------ Record set
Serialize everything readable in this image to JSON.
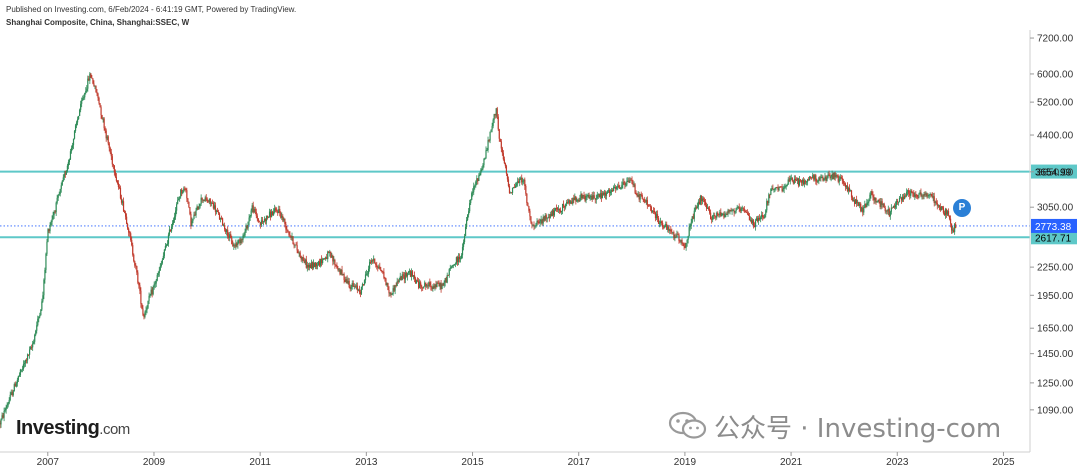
{
  "header": {
    "published": "Published on Investing.com, 6/Feb/2024 - 6:41:19 GMT, Powered by TradingView.",
    "symbol": "Shanghai Composite, China, Shanghai:SSEC, W"
  },
  "branding": {
    "logo_main": "Investing",
    "logo_suffix": ".com",
    "watermark": "公众号 · Investing-com"
  },
  "colors": {
    "up": "#2e8b57",
    "down": "#c0392b",
    "hline": "#5ec8c8",
    "current": "#2962ff",
    "axis_text": "#333333"
  },
  "chart_data": {
    "type": "candlestick",
    "title": "Shanghai Composite, China, Shanghai:SSEC, W",
    "y_scale": "log",
    "ylim": [
      880,
      7500
    ],
    "x_range": [
      2006.1,
      2025.5
    ],
    "y_ticks": [
      7200,
      6000,
      5200,
      4400,
      3650,
      3050,
      2250,
      1950,
      1650,
      1450,
      1250,
      1090
    ],
    "y_tick_labels": [
      "7200.00",
      "6000.00",
      "5200.00",
      "4400.00",
      "3650.00",
      "3050.00",
      "2250.00",
      "1950.00",
      "1650.00",
      "1450.00",
      "1250.00",
      "1090.00"
    ],
    "x_ticks": [
      2007,
      2009,
      2011,
      2013,
      2015,
      2017,
      2019,
      2021,
      2023,
      2025
    ],
    "x_tick_labels": [
      "2007",
      "2009",
      "2011",
      "2013",
      "2015",
      "2017",
      "2019",
      "2021",
      "2023",
      "2025"
    ],
    "horizontal_lines": [
      {
        "value": 3654.99,
        "label": "3654.99"
      },
      {
        "value": 2617.71,
        "label": "2617.71"
      }
    ],
    "current_price": {
      "value": 2773.38,
      "label": "2773.38"
    },
    "series": [
      {
        "path": [
          [
            2006.1,
            1020
          ],
          [
            2006.4,
            1250
          ],
          [
            2006.7,
            1500
          ],
          [
            2006.9,
            1900
          ],
          [
            2007.0,
            2700
          ],
          [
            2007.2,
            3200
          ],
          [
            2007.4,
            3900
          ],
          [
            2007.6,
            5000
          ],
          [
            2007.8,
            6000
          ],
          [
            2007.95,
            5300
          ],
          [
            2008.1,
            4400
          ],
          [
            2008.3,
            3500
          ],
          [
            2008.5,
            2800
          ],
          [
            2008.7,
            2100
          ],
          [
            2008.8,
            1750
          ],
          [
            2008.9,
            1900
          ],
          [
            2009.1,
            2200
          ],
          [
            2009.3,
            2700
          ],
          [
            2009.5,
            3300
          ],
          [
            2009.6,
            3350
          ],
          [
            2009.7,
            2800
          ],
          [
            2009.9,
            3200
          ],
          [
            2010.1,
            3100
          ],
          [
            2010.3,
            2800
          ],
          [
            2010.5,
            2500
          ],
          [
            2010.7,
            2650
          ],
          [
            2010.85,
            3050
          ],
          [
            2011.0,
            2800
          ],
          [
            2011.2,
            2950
          ],
          [
            2011.35,
            3000
          ],
          [
            2011.5,
            2750
          ],
          [
            2011.7,
            2450
          ],
          [
            2011.9,
            2250
          ],
          [
            2012.1,
            2300
          ],
          [
            2012.3,
            2400
          ],
          [
            2012.5,
            2200
          ],
          [
            2012.7,
            2050
          ],
          [
            2012.9,
            2000
          ],
          [
            2013.1,
            2350
          ],
          [
            2013.3,
            2200
          ],
          [
            2013.45,
            1950
          ],
          [
            2013.6,
            2100
          ],
          [
            2013.8,
            2200
          ],
          [
            2014.0,
            2050
          ],
          [
            2014.2,
            2050
          ],
          [
            2014.45,
            2050
          ],
          [
            2014.6,
            2250
          ],
          [
            2014.8,
            2400
          ],
          [
            2014.9,
            2900
          ],
          [
            2015.0,
            3300
          ],
          [
            2015.2,
            3800
          ],
          [
            2015.35,
            4500
          ],
          [
            2015.45,
            5100
          ],
          [
            2015.5,
            4300
          ],
          [
            2015.6,
            3800
          ],
          [
            2015.7,
            3300
          ],
          [
            2015.8,
            3400
          ],
          [
            2015.95,
            3550
          ],
          [
            2016.05,
            3000
          ],
          [
            2016.15,
            2750
          ],
          [
            2016.4,
            2900
          ],
          [
            2016.7,
            3050
          ],
          [
            2016.95,
            3200
          ],
          [
            2017.2,
            3200
          ],
          [
            2017.5,
            3250
          ],
          [
            2017.8,
            3400
          ],
          [
            2018.0,
            3500
          ],
          [
            2018.1,
            3250
          ],
          [
            2018.3,
            3100
          ],
          [
            2018.5,
            2850
          ],
          [
            2018.7,
            2700
          ],
          [
            2018.9,
            2600
          ],
          [
            2019.0,
            2500
          ],
          [
            2019.15,
            2900
          ],
          [
            2019.3,
            3200
          ],
          [
            2019.5,
            2900
          ],
          [
            2019.7,
            2950
          ],
          [
            2019.9,
            3000
          ],
          [
            2020.1,
            3000
          ],
          [
            2020.3,
            2800
          ],
          [
            2020.5,
            2950
          ],
          [
            2020.6,
            3300
          ],
          [
            2020.8,
            3350
          ],
          [
            2021.0,
            3500
          ],
          [
            2021.2,
            3450
          ],
          [
            2021.4,
            3550
          ],
          [
            2021.6,
            3500
          ],
          [
            2021.8,
            3580
          ],
          [
            2022.0,
            3450
          ],
          [
            2022.2,
            3150
          ],
          [
            2022.35,
            3000
          ],
          [
            2022.5,
            3250
          ],
          [
            2022.7,
            3100
          ],
          [
            2022.85,
            2950
          ],
          [
            2023.0,
            3150
          ],
          [
            2023.2,
            3300
          ],
          [
            2023.4,
            3250
          ],
          [
            2023.6,
            3250
          ],
          [
            2023.8,
            3050
          ],
          [
            2023.95,
            2950
          ],
          [
            2024.05,
            2700
          ],
          [
            2024.1,
            2773
          ]
        ]
      }
    ]
  }
}
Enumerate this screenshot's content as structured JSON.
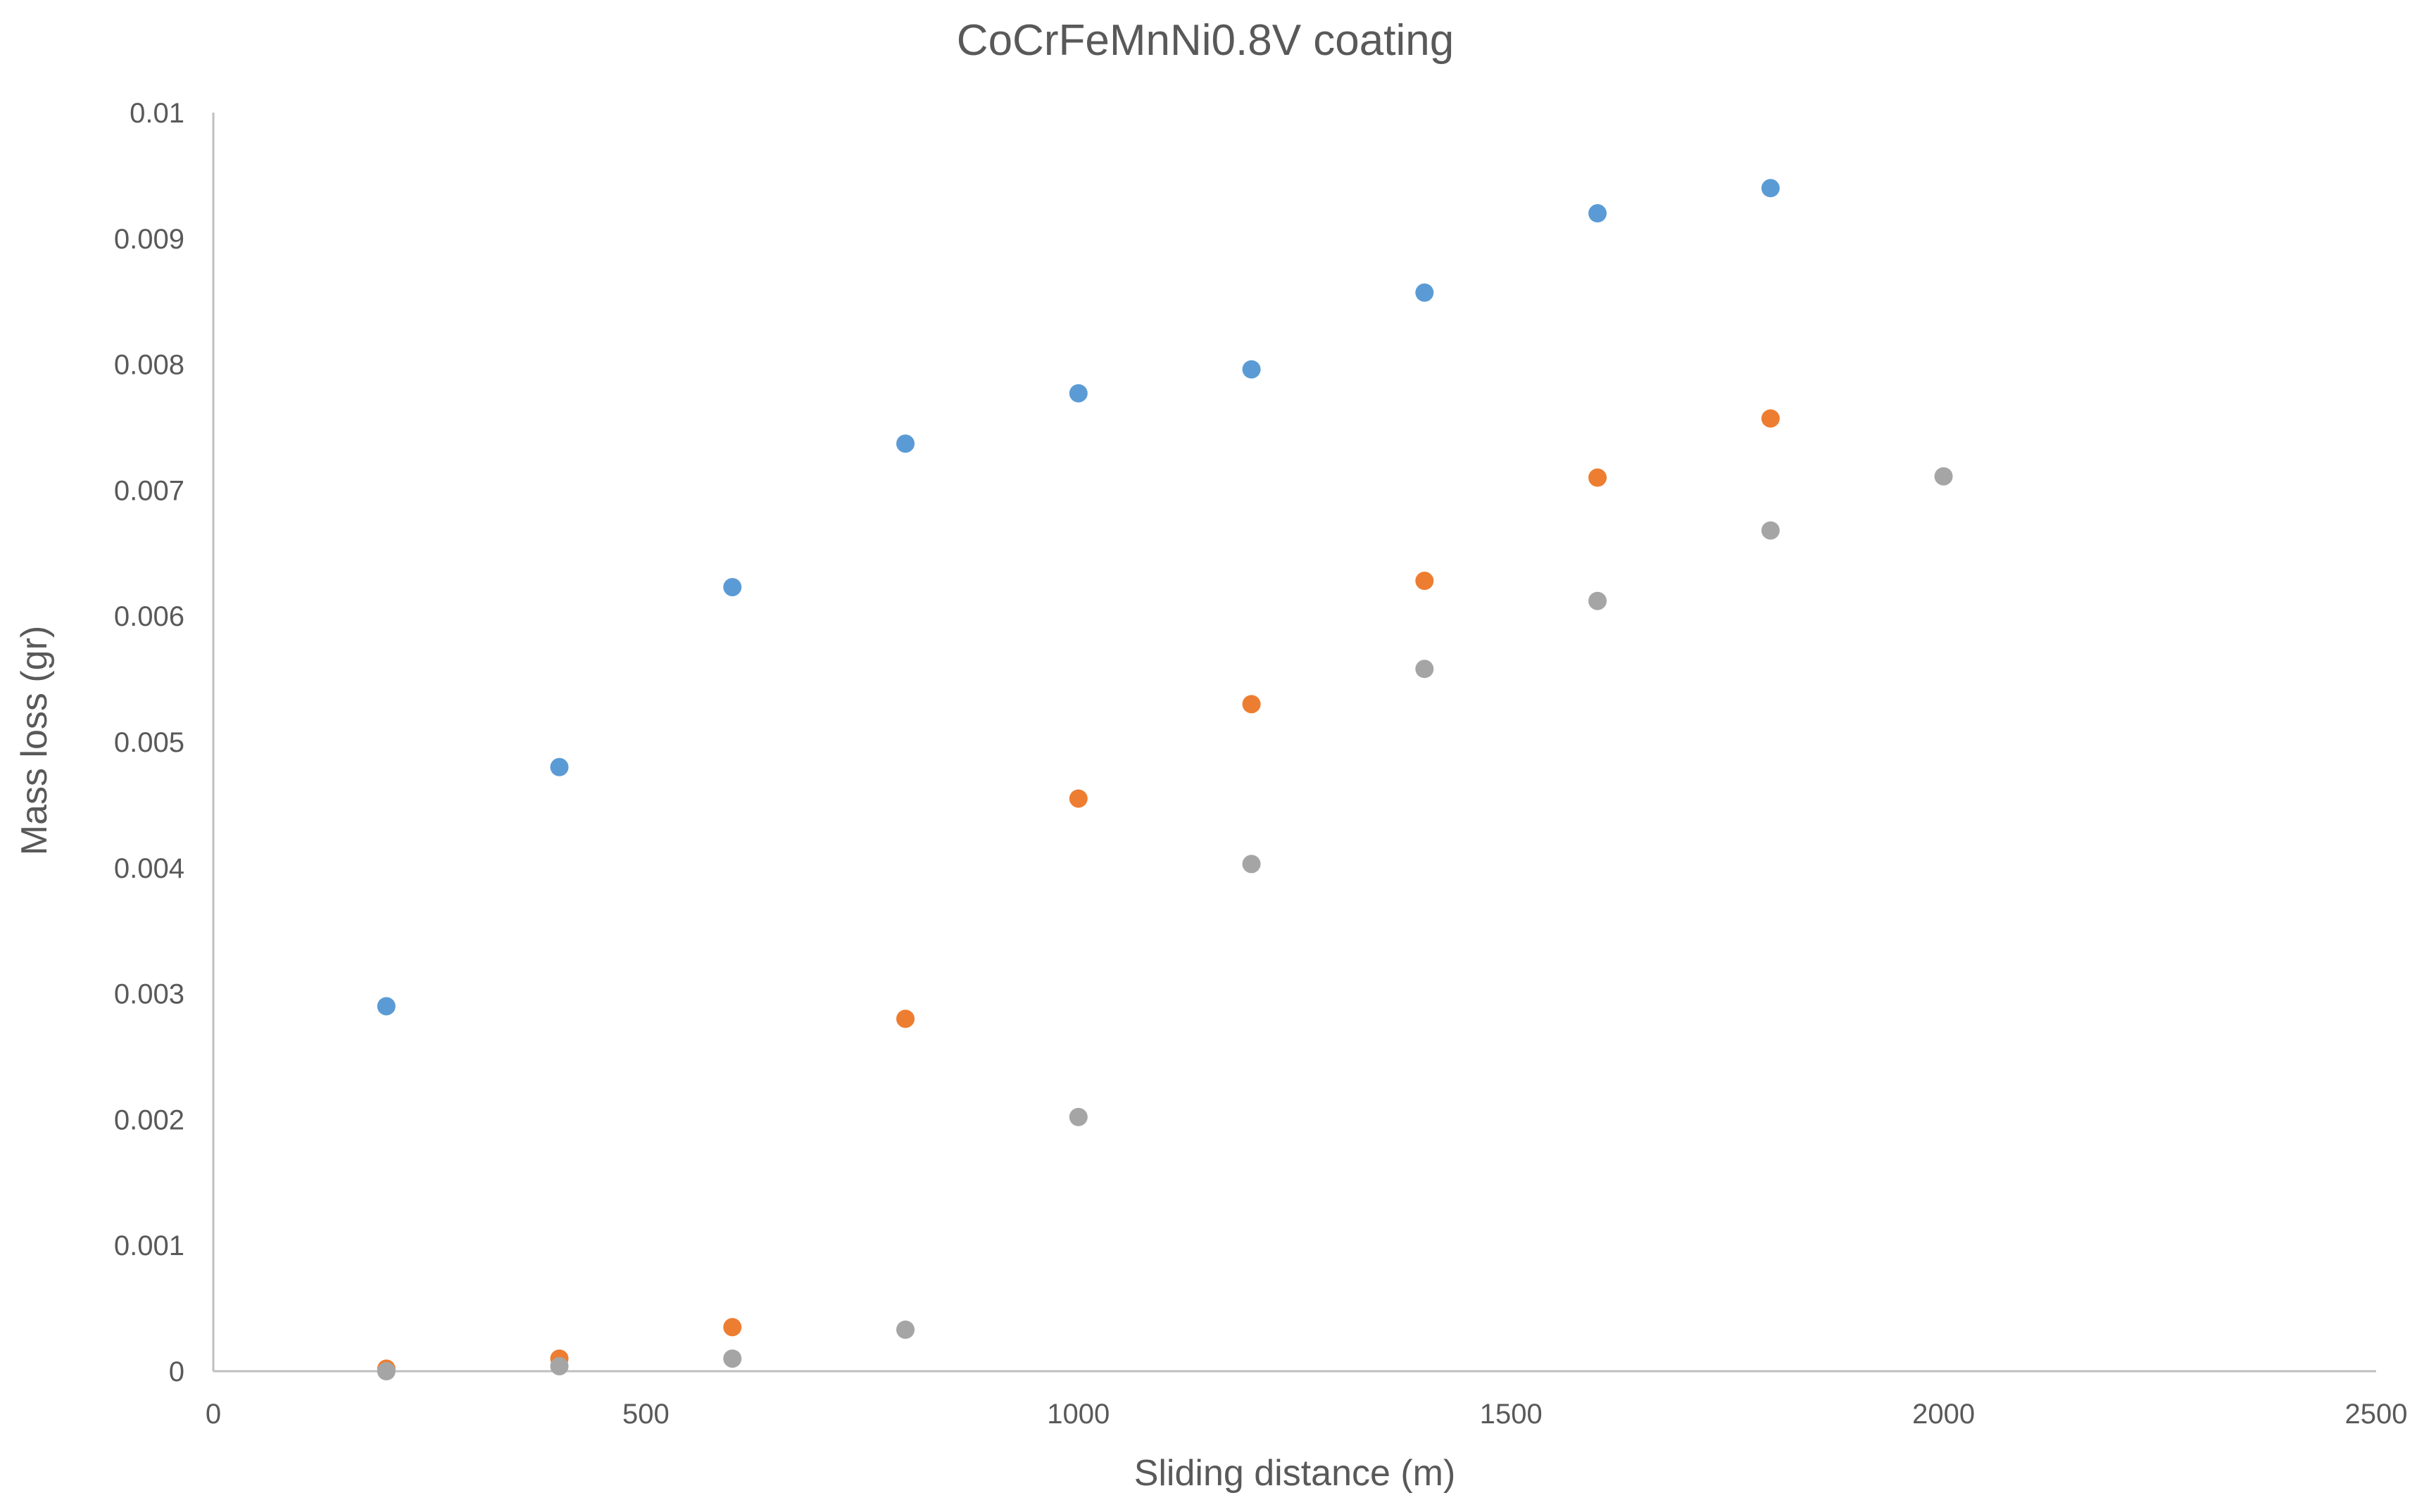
{
  "chart_data": {
    "type": "scatter",
    "title": "CoCrFeMnNi0.8V coating",
    "xlabel": "Sliding distance (m)",
    "ylabel": "Mass loss (gr)",
    "xlim": [
      0,
      2500
    ],
    "ylim": [
      0,
      0.01
    ],
    "xticks": [
      0,
      500,
      1000,
      1500,
      2000,
      2500
    ],
    "xtick_labels": [
      "0",
      "500",
      "1000",
      "1500",
      "2000",
      "2500"
    ],
    "yticks": [
      0,
      0.001,
      0.002,
      0.003,
      0.004,
      0.005,
      0.006,
      0.007,
      0.008,
      0.009,
      0.01
    ],
    "ytick_labels": [
      "0",
      "0.001",
      "0.002",
      "0.003",
      "0.004",
      "0.005",
      "0.006",
      "0.007",
      "0.008",
      "0.009",
      "0.01"
    ],
    "grid": false,
    "legend": "none",
    "series": [
      {
        "color": "#5B9BD5",
        "x": [
          200,
          400,
          600,
          800,
          1000,
          1200,
          1400,
          1600,
          1800
        ],
        "y": [
          0.0029,
          0.0048,
          0.00623,
          0.00737,
          0.00777,
          0.00796,
          0.00857,
          0.0092,
          0.0094
        ]
      },
      {
        "color": "#ED7D31",
        "x": [
          200,
          400,
          600,
          800,
          1000,
          1200,
          1400,
          1600,
          1800
        ],
        "y": [
          2e-05,
          0.0001,
          0.00035,
          0.0028,
          0.00455,
          0.0053,
          0.00628,
          0.0071,
          0.00757
        ]
      },
      {
        "color": "#A5A5A5",
        "x": [
          200,
          400,
          600,
          800,
          1000,
          1200,
          1400,
          1600,
          1800,
          2000
        ],
        "y": [
          0.0,
          4e-05,
          0.0001,
          0.00033,
          0.00202,
          0.00403,
          0.00558,
          0.00612,
          0.00668,
          0.00711
        ]
      }
    ]
  }
}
------------
Search the preceding listing for "JSON" and extract every line where it is found.

Serialize everything readable in this image to JSON.
Enumerate this screenshot's content as structured JSON.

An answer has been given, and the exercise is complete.